Direction
Return each line of the listing below, unchanged, and omit the images.

Stored data
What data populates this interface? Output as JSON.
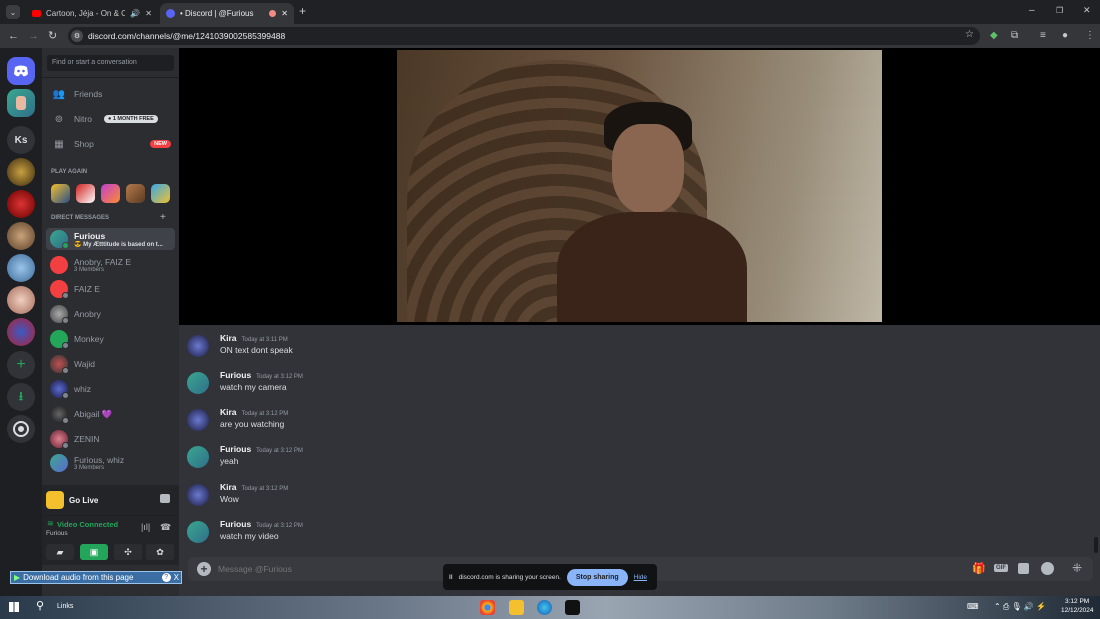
{
  "browser": {
    "tabs": [
      {
        "title": "Cartoon, Jéja - On & On (l|",
        "active": false
      },
      {
        "title": "• Discord | @Furious",
        "active": true
      }
    ],
    "new_tab": "+",
    "url": "discord.com/channels/@me/1241039002585399488",
    "window_controls": [
      "–",
      "❐",
      "✕"
    ]
  },
  "servers": {
    "items": [
      {
        "kind": "discord-home"
      },
      {
        "kind": "avatar"
      },
      {
        "kind": "text",
        "label": "Ks"
      },
      {
        "kind": "image"
      },
      {
        "kind": "image"
      },
      {
        "kind": "image"
      },
      {
        "kind": "image"
      },
      {
        "kind": "image"
      },
      {
        "kind": "image"
      }
    ],
    "add_label": "+",
    "download_label": "⭳"
  },
  "dm": {
    "search_placeholder": "Find or start a conversation",
    "friends": "Friends",
    "nitro": "Nitro",
    "nitro_badge": "1 MONTH FREE",
    "shop": "Shop",
    "shop_badge": "NEW",
    "play_again": "PLAY AGAIN",
    "direct_messages": "DIRECT MESSAGES",
    "add": "+",
    "items": [
      {
        "name": "Furious",
        "sub": "😎 My Ætttitude is based on t...",
        "selected": true
      },
      {
        "name": "Anobry, FAIZ E",
        "sub": "3 Members"
      },
      {
        "name": "FAIZ E",
        "sub": ""
      },
      {
        "name": "Anobry",
        "sub": ""
      },
      {
        "name": "Monkey",
        "sub": ""
      },
      {
        "name": "Wajid",
        "sub": ""
      },
      {
        "name": "whiz",
        "sub": ""
      },
      {
        "name": "Abigail 💜",
        "sub": ""
      },
      {
        "name": "ZENIN",
        "sub": ""
      },
      {
        "name": "Furious, whiz",
        "sub": "3 Members"
      }
    ],
    "go_live": "Go Live",
    "video_connected": "Video Connected",
    "connected_user": "Furious"
  },
  "messages": [
    {
      "author": "Kira",
      "time": "Today at 3:11 PM",
      "text": "ON text dont speak"
    },
    {
      "author": "Furious",
      "time": "Today at 3:12 PM",
      "text": "watch my camera"
    },
    {
      "author": "Kira",
      "time": "Today at 3:12 PM",
      "text": "are you watching"
    },
    {
      "author": "Furious",
      "time": "Today at 3:12 PM",
      "text": "yeah"
    },
    {
      "author": "Kira",
      "time": "Today at 3:12 PM",
      "text": "Wow"
    },
    {
      "author": "Furious",
      "time": "Today at 3:12 PM",
      "text": "watch my video"
    }
  ],
  "composer": {
    "placeholder": "Message @Furious",
    "gif": "GIF"
  },
  "share_bar": {
    "pause": "II",
    "text": "discord.com is sharing your screen.",
    "stop": "Stop sharing",
    "hide": "Hide"
  },
  "download_bar": {
    "label": "Download audio from this page",
    "help": "?",
    "close": "X"
  },
  "taskbar": {
    "search": "Links",
    "time": "3:12 PM",
    "date": "12/12/2024"
  },
  "colors": {
    "blurple": "#5865f2",
    "green": "#23a55a",
    "red": "#f23f42"
  }
}
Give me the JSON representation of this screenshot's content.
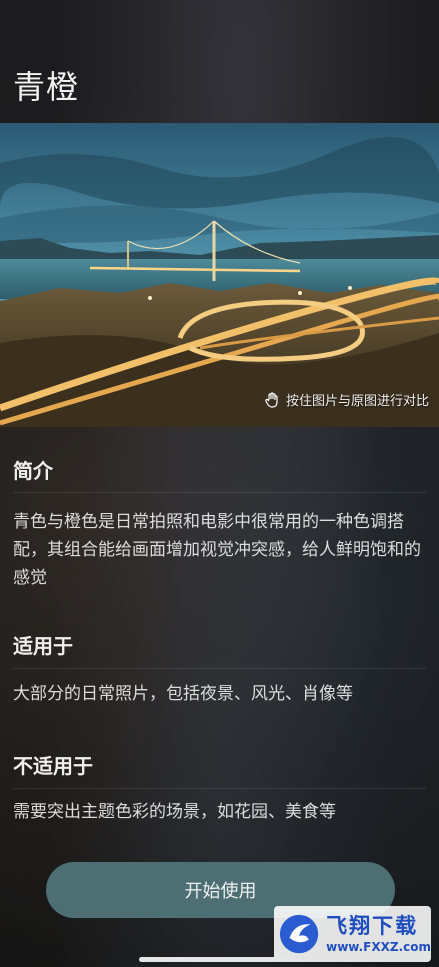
{
  "page": {
    "title": "青橙"
  },
  "hero": {
    "hint": "按住图片与原图进行对比"
  },
  "sections": [
    {
      "heading": "简介",
      "body": "青色与橙色是日常拍照和电影中很常用的一种色调搭配，其组合能给画面增加视觉冲突感，给人鲜明饱和的感觉"
    },
    {
      "heading": "适用于",
      "body": "大部分的日常照片，包括夜景、风光、肖像等"
    },
    {
      "heading": "不适用于",
      "body": "需要突出主题色彩的场景，如花园、美食等"
    }
  ],
  "actions": {
    "start_label": "开始使用"
  },
  "watermark": {
    "cn": "飞翔下载",
    "en": "www.FXXZ.com"
  },
  "colors": {
    "button": "#4d6f73",
    "background": "#161616",
    "teal": "#3a7f95",
    "orange": "#e0a050"
  }
}
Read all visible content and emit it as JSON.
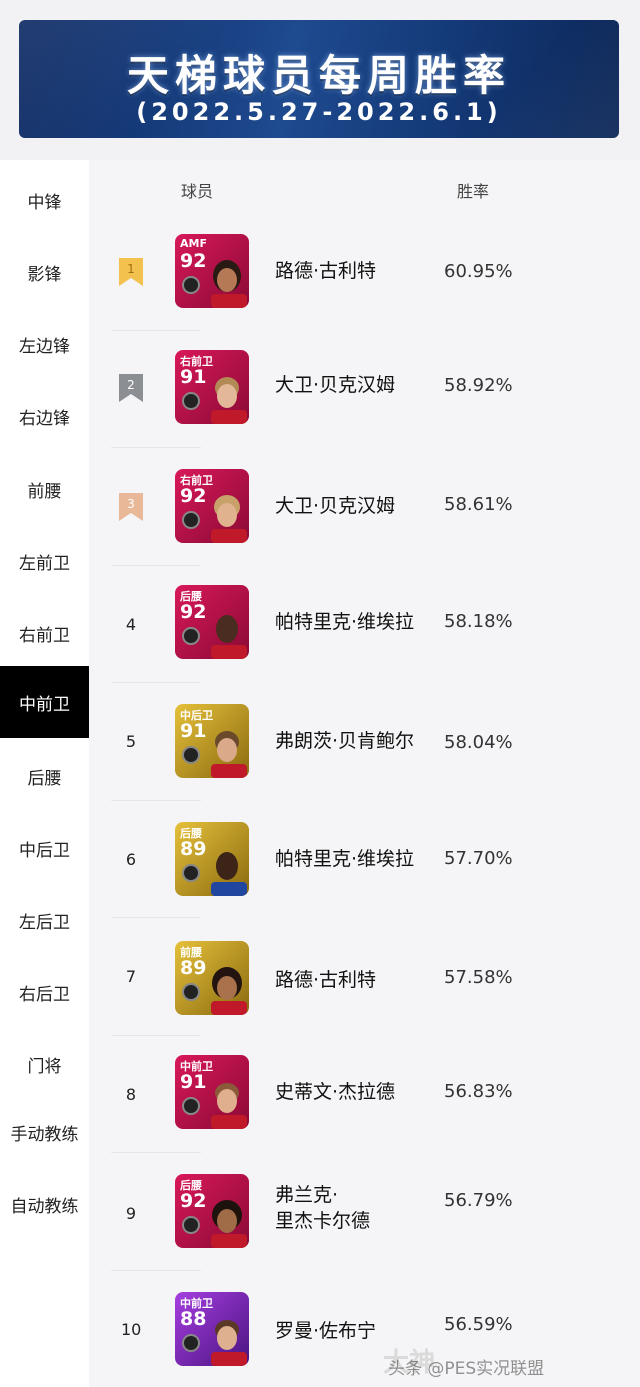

Correct answer
What data populates this interface? Output as JSON.
{
  "browser": {
    "tabs": [
      {
        "title": "Cartoon, Jéja - On & On (l|",
        "active": false
      },
      {
        "title": "• Discord | @Furious",
        "active": true
      }
    ],
    "new_tab": "+",
    "url": "discord.com/channels/@me/1241039002585399488",
    "window_controls": [
      "–",
      "❐",
      "✕"
    ]
  },
  "servers": {
    "items": [
      {
        "kind": "discord-home"
      },
      {
        "kind": "avatar"
      },
      {
        "kind": "text",
        "label": "Ks"
      },
      {
        "kind": "image"
      },
      {
        "kind": "image"
      },
      {
        "kind": "image"
      },
      {
        "kind": "image"
      },
      {
        "kind": "image"
      },
      {
        "kind": "image"
      }
    ],
    "add_label": "+",
    "download_label": "⭳"
  },
  "dm": {
    "search_placeholder": "Find or start a conversation",
    "friends": "Friends",
    "nitro": "Nitro",
    "nitro_badge": "1 MONTH FREE",
    "shop": "Shop",
    "shop_badge": "NEW",
    "play_again": "PLAY AGAIN",
    "direct_messages": "DIRECT MESSAGES",
    "add": "+",
    "items": [
      {
        "name": "Furious",
        "sub": "😎 My Ætttitude is based on t...",
        "selected": true
      },
      {
        "name": "Anobry, FAIZ E",
        "sub": "3 Members"
      },
      {
        "name": "FAIZ E",
        "sub": ""
      },
      {
        "name": "Anobry",
        "sub": ""
      },
      {
        "name": "Monkey",
        "sub": ""
      },
      {
        "name": "Wajid",
        "sub": ""
      },
      {
        "name": "whiz",
        "sub": ""
      },
      {
        "name": "Abigail 💜",
        "sub": ""
      },
      {
        "name": "ZENIN",
        "sub": ""
      },
      {
        "name": "Furious, whiz",
        "sub": "3 Members"
      }
    ],
    "go_live": "Go Live",
    "video_connected": "Video Connected",
    "connected_user": "Furious"
  },
  "messages": [
    {
      "author": "Kira",
      "time": "Today at 3:11 PM",
      "text": "ON text dont speak"
    },
    {
      "author": "Furious",
      "time": "Today at 3:12 PM",
      "text": "watch my camera"
    },
    {
      "author": "Kira",
      "time": "Today at 3:12 PM",
      "text": "are you watching"
    },
    {
      "author": "Furious",
      "time": "Today at 3:12 PM",
      "text": "yeah"
    },
    {
      "author": "Kira",
      "time": "Today at 3:12 PM",
      "text": "Wow"
    },
    {
      "author": "Furious",
      "time": "Today at 3:12 PM",
      "text": "watch my video"
    }
  ],
  "composer": {
    "placeholder": "Message @Furious",
    "gif": "GIF"
  },
  "share_bar": {
    "pause": "II",
    "text": "discord.com is sharing your screen.",
    "stop": "Stop sharing",
    "hide": "Hide"
  },
  "download_bar": {
    "label": "Download audio from this page",
    "help": "?",
    "close": "X"
  },
  "taskbar": {
    "search": "Links",
    "time": "3:12 PM",
    "date": "12/12/2024"
  },
  "colors": {
    "blurple": "#5865f2",
    "green": "#23a55a",
    "red": "#f23f42"
  }
}
Give me the JSON representation of this screenshot's content.
{
  "page": {
    "title": "青橙"
  },
  "hero": {
    "hint": "按住图片与原图进行对比"
  },
  "sections": [
    {
      "heading": "简介",
      "body": "青色与橙色是日常拍照和电影中很常用的一种色调搭配，其组合能给画面增加视觉冲突感，给人鲜明饱和的感觉"
    },
    {
      "heading": "适用于",
      "body": "大部分的日常照片，包括夜景、风光、肖像等"
    },
    {
      "heading": "不适用于",
      "body": "需要突出主题色彩的场景，如花园、美食等"
    }
  ],
  "actions": {
    "start_label": "开始使用"
  },
  "watermark": {
    "cn": "飞翔下载",
    "en": "www.FXXZ.com"
  },
  "colors": {
    "button": "#4d6f73",
    "background": "#161616",
    "teal": "#3a7f95",
    "orange": "#e0a050"
  }
}
Read all visible content and emit it as JSON.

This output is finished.